**GOAL:** Transcribe all of the records word for word, but omit the pictures.

**DATA EXCERPTS:**
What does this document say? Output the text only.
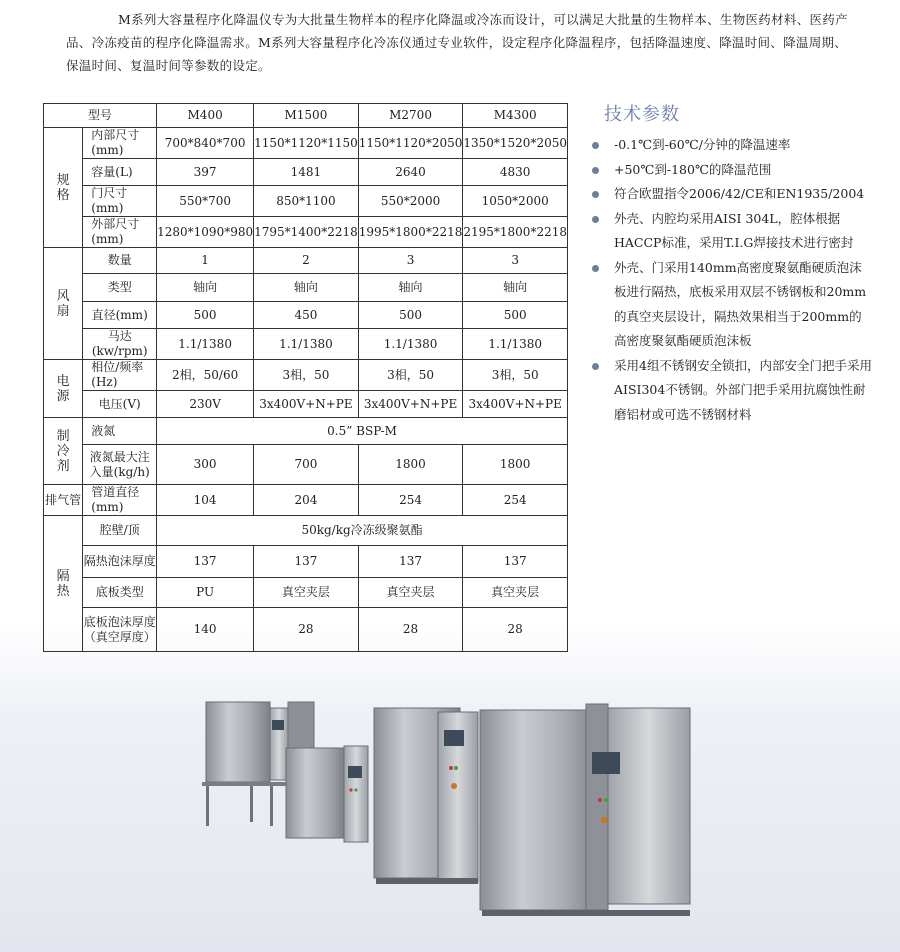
M系列大容量程序化降温仪专为大批量生物样本的程序化降温或冷冻而设计，可以满足大批量的生物样本、生物医药材料、医药产品、冷冻疫苗的程序化降温需求。M系列大容量程序化冷冻仪通过专业软件，设定程序化降温程序，包括降温速度、降温时间、降温周期、保温时间、复温时间等参数的设定。

型号		M400	M1500	M2700	M4300
规格	内部尺寸(mm)	700*840*700	1150*1120*1150	1150*1120*2050	1350*1520*2050

	容量(L)	397	1481	2640	4830

	门尺寸(mm)	550*700	850*1100	550*2000	1050*2000

	外部尺寸(mm)	1280*1090*980	1795*1400*2218	1995*1800*2218	2195*1800*2218
风扇	数量	1	2	3	3

	类型	轴向	轴向	轴向	轴向

	直径(mm)	500	450	500	500

	马达(kw/rpm)	1.1/1380	1.1/1380	1.1/1380	1.1/1380
电源	相位/频率(Hz)	2相，50/60	3相，50	3相，50	3相，50

	电压(V)	230V	3x400V+N+PE	3x400V+N+PE	3x400V+N+PE
制冷剂	液氮	0.5” BSP-M			

	液氮最大注入量(kg/h)	300	700	1800	1800
排气管	管道直径(mm)	104	204	254	254
隔热	腔壁/顶	50kg/kg冷冻级聚氨酯			

	隔热泡沫厚度	137	137	137	137

	底板类型	PU	真空夹层	真空夹层	真空夹层

	底板泡沫厚度
（真空厚度）	140	28	28	28
技术参数
-0.1℃到-60℃/分钟的降温速率
+50℃到-180℃的降温范围
符合欧盟指令2006/42/CE和EN1935/2004
外壳、内腔均采用AISI 304L，腔体根据HACCP标准，采用T.I.G焊接技术进行密封
外壳、门采用140mm高密度聚氨酯硬质泡沫板进行隔热，底板采用双层不锈钢板和20mm的真空夹层设计，隔热效果相当于200mm的高密度聚氨酯硬质泡沫板
采用4组不锈钢安全锁扣，内部安全门把手采用AISI304不锈钢。外部门把手采用抗腐蚀性耐磨铝材或可选不锈钢材料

**RESULT FOR THIS EXERCISE:**
What does this document say? Output the text only.
M系列大容量程序化降温仪专为大批量生物样本的程序化降温或冷冻而设计，可以满足大批量的生物样本、生物医药材料、医药产品、冷冻疫苗的程序化降温需求。M系列大容量程序化冷冻仪通过专业软件，设定程序化降温程序，包括降温速度、降温时间、降温周期、保温时间、复温时间等参数的设定。

型号		M400	M1500	M2700	M4300
规格	内部尺寸(mm)	700*840*700	1150*1120*1150	1150*1120*2050	1350*1520*2050

	容量(L)	397	1481	2640	4830

	门尺寸(mm)	550*700	850*1100	550*2000	1050*2000

	外部尺寸(mm)	1280*1090*980	1795*1400*2218	1995*1800*2218	2195*1800*2218
风扇	数量	1	2	3	3

	类型	轴向	轴向	轴向	轴向

	直径(mm)	500	450	500	500

	马达(kw/rpm)	1.1/1380	1.1/1380	1.1/1380	1.1/1380
电源	相位/频率(Hz)	2相，50/60	3相，50	3相，50	3相，50

	电压(V)	230V	3x400V+N+PE	3x400V+N+PE	3x400V+N+PE
制冷剂	液氮	0.5” BSP-M			

	液氮最大注入量(kg/h)	300	700	1800	1800
排气管	管道直径(mm)	104	204	254	254
隔热	腔壁/顶	50kg/kg冷冻级聚氨酯			

	隔热泡沫厚度	137	137	137	137

	底板类型	PU	真空夹层	真空夹层	真空夹层

	底板泡沫厚度
（真空厚度）	140	28	28	28
技术参数
-0.1℃到-60℃/分钟的降温速率
+50℃到-180℃的降温范围
符合欧盟指令2006/42/CE和EN1935/2004
外壳、内腔均采用AISI 304L，腔体根据HACCP标准，采用T.I.G焊接技术进行密封
外壳、门采用140mm高密度聚氨酯硬质泡沫板进行隔热，底板采用双层不锈钢板和20mm的真空夹层设计，隔热效果相当于200mm的高密度聚氨酯硬质泡沫板
采用4组不锈钢安全锁扣，内部安全门把手采用AISI304不锈钢。外部门把手采用抗腐蚀性耐磨铝材或可选不锈钢材料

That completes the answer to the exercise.